Work to complete
Read through the records below and copy each line that uses the word "direction".

========================================================================

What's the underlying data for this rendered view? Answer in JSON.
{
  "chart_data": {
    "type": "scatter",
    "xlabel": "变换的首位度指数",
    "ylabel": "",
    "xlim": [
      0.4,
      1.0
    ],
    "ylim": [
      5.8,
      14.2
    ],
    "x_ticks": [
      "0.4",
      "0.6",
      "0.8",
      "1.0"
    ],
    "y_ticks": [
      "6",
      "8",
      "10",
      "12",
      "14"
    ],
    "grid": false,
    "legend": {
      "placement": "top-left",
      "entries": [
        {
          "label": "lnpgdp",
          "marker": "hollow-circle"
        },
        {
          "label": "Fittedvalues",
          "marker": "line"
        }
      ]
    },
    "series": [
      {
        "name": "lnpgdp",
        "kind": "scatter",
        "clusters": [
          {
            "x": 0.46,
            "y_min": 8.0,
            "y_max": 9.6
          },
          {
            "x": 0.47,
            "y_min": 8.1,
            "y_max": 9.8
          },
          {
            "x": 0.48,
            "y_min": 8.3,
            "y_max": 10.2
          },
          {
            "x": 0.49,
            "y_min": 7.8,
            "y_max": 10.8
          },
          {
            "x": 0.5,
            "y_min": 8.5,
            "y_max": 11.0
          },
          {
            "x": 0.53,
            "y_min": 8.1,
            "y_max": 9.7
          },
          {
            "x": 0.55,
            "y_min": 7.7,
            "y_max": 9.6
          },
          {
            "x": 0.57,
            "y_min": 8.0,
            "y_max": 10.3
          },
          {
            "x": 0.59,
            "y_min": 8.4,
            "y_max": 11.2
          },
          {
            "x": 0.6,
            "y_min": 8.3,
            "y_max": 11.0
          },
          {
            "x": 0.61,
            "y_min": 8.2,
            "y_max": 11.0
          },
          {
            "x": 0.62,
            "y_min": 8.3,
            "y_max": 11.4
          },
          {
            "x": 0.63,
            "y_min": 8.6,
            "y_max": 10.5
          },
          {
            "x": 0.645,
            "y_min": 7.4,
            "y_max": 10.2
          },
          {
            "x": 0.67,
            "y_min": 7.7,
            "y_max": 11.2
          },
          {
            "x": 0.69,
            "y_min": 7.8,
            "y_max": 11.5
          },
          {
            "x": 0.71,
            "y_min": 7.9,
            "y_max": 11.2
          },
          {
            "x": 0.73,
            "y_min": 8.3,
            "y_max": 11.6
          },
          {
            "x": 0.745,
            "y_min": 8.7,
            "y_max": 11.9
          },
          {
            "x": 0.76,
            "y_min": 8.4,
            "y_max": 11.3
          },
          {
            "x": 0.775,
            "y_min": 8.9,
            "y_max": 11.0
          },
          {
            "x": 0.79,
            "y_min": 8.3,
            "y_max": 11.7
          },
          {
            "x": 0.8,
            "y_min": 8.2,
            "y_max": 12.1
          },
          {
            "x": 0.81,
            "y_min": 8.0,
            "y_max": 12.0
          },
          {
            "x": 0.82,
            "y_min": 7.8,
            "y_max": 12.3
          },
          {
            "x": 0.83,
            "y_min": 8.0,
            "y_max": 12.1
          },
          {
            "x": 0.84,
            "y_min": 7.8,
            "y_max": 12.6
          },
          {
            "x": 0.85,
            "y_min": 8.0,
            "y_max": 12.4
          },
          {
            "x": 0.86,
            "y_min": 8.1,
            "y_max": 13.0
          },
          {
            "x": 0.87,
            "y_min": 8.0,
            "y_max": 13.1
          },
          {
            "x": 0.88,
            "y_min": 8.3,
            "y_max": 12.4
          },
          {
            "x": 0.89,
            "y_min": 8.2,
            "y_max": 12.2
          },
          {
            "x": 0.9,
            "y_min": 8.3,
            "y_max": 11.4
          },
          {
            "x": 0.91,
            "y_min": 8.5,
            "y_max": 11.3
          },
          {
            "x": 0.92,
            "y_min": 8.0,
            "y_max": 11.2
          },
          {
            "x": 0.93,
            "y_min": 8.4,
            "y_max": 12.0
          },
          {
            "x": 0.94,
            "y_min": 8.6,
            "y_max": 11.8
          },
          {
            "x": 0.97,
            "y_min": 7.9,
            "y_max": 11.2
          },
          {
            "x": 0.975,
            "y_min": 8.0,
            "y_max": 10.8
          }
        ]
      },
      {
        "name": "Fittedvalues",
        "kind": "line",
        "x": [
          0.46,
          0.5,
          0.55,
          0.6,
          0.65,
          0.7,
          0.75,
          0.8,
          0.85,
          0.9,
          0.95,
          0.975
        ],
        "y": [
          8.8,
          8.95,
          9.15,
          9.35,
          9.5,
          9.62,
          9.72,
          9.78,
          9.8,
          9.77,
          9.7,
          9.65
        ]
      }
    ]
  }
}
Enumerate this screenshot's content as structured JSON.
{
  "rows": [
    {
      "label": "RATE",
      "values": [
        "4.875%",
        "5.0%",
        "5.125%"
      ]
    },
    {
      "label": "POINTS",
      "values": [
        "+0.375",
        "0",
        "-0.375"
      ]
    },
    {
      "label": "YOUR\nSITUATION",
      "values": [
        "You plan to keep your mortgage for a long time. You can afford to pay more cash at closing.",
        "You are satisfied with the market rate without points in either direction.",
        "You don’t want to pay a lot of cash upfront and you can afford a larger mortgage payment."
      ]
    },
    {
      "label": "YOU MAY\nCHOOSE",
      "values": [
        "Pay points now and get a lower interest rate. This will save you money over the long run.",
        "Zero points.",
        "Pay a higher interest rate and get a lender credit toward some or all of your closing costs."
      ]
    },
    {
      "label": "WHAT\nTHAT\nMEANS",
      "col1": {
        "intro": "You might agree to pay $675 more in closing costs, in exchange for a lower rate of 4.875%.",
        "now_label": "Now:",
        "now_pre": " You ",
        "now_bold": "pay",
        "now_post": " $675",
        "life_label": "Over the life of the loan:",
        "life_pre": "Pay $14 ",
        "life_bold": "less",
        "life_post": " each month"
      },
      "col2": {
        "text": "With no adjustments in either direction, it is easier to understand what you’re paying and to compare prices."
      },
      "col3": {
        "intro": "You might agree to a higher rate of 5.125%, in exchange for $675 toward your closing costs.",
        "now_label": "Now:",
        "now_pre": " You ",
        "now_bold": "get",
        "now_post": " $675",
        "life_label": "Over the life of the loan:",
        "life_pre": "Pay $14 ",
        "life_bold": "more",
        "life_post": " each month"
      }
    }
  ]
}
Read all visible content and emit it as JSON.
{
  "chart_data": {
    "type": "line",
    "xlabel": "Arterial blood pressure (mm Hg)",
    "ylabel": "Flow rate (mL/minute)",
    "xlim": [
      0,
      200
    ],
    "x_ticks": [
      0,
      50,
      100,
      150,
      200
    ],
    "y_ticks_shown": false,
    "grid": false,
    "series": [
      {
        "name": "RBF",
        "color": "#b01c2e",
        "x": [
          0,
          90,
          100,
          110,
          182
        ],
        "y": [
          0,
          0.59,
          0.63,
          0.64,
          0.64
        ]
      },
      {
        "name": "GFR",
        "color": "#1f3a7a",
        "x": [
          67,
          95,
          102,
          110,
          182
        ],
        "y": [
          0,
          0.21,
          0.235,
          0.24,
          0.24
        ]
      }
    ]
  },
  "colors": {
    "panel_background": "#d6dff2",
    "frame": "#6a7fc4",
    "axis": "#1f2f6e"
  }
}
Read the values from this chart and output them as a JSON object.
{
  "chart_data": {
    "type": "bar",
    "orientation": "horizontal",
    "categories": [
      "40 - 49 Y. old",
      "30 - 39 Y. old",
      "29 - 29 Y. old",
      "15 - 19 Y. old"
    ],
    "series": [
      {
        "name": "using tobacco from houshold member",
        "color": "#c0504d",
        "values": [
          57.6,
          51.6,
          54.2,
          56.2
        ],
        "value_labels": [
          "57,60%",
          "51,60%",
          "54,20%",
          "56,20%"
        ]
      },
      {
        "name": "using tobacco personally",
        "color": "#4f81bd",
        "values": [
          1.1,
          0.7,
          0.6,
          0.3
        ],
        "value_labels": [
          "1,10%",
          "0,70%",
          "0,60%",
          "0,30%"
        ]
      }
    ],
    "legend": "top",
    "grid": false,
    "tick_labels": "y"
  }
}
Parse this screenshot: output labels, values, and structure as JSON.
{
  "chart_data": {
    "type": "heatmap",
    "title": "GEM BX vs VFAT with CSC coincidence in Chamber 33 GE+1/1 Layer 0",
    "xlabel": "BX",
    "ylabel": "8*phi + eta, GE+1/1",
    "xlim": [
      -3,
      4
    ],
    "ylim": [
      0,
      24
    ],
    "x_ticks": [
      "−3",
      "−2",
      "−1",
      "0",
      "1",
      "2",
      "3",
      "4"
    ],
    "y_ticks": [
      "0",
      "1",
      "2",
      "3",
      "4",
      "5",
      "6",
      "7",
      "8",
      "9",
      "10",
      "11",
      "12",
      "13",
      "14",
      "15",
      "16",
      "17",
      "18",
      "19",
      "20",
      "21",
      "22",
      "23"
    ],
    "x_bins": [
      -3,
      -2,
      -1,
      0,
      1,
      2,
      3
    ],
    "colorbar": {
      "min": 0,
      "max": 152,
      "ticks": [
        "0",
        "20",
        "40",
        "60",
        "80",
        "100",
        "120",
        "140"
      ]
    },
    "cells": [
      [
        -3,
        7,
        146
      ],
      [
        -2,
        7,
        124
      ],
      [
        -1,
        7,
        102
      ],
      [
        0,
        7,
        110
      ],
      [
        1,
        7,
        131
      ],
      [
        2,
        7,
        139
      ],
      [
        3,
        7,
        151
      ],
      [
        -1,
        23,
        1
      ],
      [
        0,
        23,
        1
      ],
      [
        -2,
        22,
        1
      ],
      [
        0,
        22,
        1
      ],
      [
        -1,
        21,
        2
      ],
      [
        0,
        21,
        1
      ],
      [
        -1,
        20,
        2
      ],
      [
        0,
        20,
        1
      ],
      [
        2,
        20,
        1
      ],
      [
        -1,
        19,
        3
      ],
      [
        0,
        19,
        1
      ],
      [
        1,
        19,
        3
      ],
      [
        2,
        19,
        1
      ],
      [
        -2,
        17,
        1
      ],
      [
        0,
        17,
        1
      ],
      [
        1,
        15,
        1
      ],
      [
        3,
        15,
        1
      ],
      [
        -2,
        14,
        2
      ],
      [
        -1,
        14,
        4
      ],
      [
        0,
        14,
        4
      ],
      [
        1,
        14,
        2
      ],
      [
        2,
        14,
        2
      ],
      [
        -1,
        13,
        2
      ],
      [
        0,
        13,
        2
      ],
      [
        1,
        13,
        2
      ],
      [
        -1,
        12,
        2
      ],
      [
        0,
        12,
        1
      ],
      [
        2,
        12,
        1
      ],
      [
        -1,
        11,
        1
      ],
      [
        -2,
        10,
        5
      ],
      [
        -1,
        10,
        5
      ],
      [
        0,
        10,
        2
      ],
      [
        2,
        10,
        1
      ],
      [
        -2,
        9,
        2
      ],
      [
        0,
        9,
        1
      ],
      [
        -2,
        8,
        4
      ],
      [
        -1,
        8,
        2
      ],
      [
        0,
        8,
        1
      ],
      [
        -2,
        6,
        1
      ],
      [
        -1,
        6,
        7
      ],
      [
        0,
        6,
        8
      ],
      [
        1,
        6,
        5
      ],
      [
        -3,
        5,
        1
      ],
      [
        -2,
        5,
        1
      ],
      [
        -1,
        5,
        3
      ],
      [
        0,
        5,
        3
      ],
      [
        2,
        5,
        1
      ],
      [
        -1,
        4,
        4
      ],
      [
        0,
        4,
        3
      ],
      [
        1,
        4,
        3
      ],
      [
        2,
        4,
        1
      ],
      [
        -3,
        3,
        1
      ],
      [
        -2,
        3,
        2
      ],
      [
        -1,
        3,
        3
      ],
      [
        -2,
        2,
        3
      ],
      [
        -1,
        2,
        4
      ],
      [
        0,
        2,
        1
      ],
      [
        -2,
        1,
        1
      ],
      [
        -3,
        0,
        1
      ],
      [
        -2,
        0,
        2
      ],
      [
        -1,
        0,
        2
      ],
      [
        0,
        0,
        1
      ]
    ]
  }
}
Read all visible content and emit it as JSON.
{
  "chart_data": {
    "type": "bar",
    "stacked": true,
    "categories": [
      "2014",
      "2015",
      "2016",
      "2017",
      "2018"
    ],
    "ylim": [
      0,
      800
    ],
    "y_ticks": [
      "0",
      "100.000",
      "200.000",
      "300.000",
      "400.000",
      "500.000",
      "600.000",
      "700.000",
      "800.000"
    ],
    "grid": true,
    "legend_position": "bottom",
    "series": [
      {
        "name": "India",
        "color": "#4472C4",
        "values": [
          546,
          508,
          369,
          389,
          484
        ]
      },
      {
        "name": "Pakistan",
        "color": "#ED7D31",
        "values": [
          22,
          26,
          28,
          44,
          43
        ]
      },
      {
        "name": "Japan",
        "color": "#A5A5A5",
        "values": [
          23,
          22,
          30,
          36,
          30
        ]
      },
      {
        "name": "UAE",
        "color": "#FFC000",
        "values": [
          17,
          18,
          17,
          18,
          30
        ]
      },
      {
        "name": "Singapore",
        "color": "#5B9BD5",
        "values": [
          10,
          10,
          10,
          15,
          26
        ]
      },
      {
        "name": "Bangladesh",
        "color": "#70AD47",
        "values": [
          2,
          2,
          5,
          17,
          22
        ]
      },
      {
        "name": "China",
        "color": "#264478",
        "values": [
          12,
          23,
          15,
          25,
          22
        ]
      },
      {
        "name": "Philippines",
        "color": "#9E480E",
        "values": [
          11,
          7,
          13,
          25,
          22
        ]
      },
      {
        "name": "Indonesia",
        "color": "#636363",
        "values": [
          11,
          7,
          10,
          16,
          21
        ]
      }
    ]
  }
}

========================================================================

Written solution
        "You are satisfied with the market rate without points in either direction.",
        "text": "With no adjustments in either direction, it is easier to understand what you’re paying and to compare prices."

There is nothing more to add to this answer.